— BEGIN DATA ENTRIES —
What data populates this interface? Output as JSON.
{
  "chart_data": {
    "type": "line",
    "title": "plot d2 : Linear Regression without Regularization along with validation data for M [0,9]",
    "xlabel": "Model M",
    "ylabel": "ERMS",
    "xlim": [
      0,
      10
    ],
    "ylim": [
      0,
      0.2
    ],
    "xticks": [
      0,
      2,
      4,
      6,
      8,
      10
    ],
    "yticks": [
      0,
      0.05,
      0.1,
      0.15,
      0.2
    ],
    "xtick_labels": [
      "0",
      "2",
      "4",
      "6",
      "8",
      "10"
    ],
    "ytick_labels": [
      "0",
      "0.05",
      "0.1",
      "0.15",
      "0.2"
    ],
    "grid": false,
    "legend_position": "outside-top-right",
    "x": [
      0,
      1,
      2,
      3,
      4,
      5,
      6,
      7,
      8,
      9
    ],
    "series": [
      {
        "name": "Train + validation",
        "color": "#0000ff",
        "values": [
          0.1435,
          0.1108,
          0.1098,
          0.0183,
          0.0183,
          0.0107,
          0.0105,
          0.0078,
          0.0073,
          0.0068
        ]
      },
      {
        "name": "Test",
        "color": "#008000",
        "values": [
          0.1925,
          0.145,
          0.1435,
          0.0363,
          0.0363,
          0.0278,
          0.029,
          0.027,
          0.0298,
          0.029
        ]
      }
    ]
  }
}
— END DATA ENTRIES —
• TASK TO COMPLETE:
All entries must be repeated verbatim.

• RESULT BELOW:
What data populates this interface? Output as JSON.
{
  "chart_data": {
    "type": "line",
    "title": "plot d2 : Linear Regression without Regularization along with validation data for M [0,9]",
    "xlabel": "Model M",
    "ylabel": "ERMS",
    "xlim": [
      0,
      10
    ],
    "ylim": [
      0,
      0.2
    ],
    "xticks": [
      0,
      2,
      4,
      6,
      8,
      10
    ],
    "yticks": [
      0,
      0.05,
      0.1,
      0.15,
      0.2
    ],
    "xtick_labels": [
      "0",
      "2",
      "4",
      "6",
      "8",
      "10"
    ],
    "ytick_labels": [
      "0",
      "0.05",
      "0.1",
      "0.15",
      "0.2"
    ],
    "grid": false,
    "legend_position": "outside-top-right",
    "x": [
      0,
      1,
      2,
      3,
      4,
      5,
      6,
      7,
      8,
      9
    ],
    "series": [
      {
        "name": "Train + validation",
        "color": "#0000ff",
        "values": [
          0.1435,
          0.1108,
          0.1098,
          0.0183,
          0.0183,
          0.0107,
          0.0105,
          0.0078,
          0.0073,
          0.0068
        ]
      },
      {
        "name": "Test",
        "color": "#008000",
        "values": [
          0.1925,
          0.145,
          0.1435,
          0.0363,
          0.0363,
          0.0278,
          0.029,
          0.027,
          0.0298,
          0.029
        ]
      }
    ]
  }
}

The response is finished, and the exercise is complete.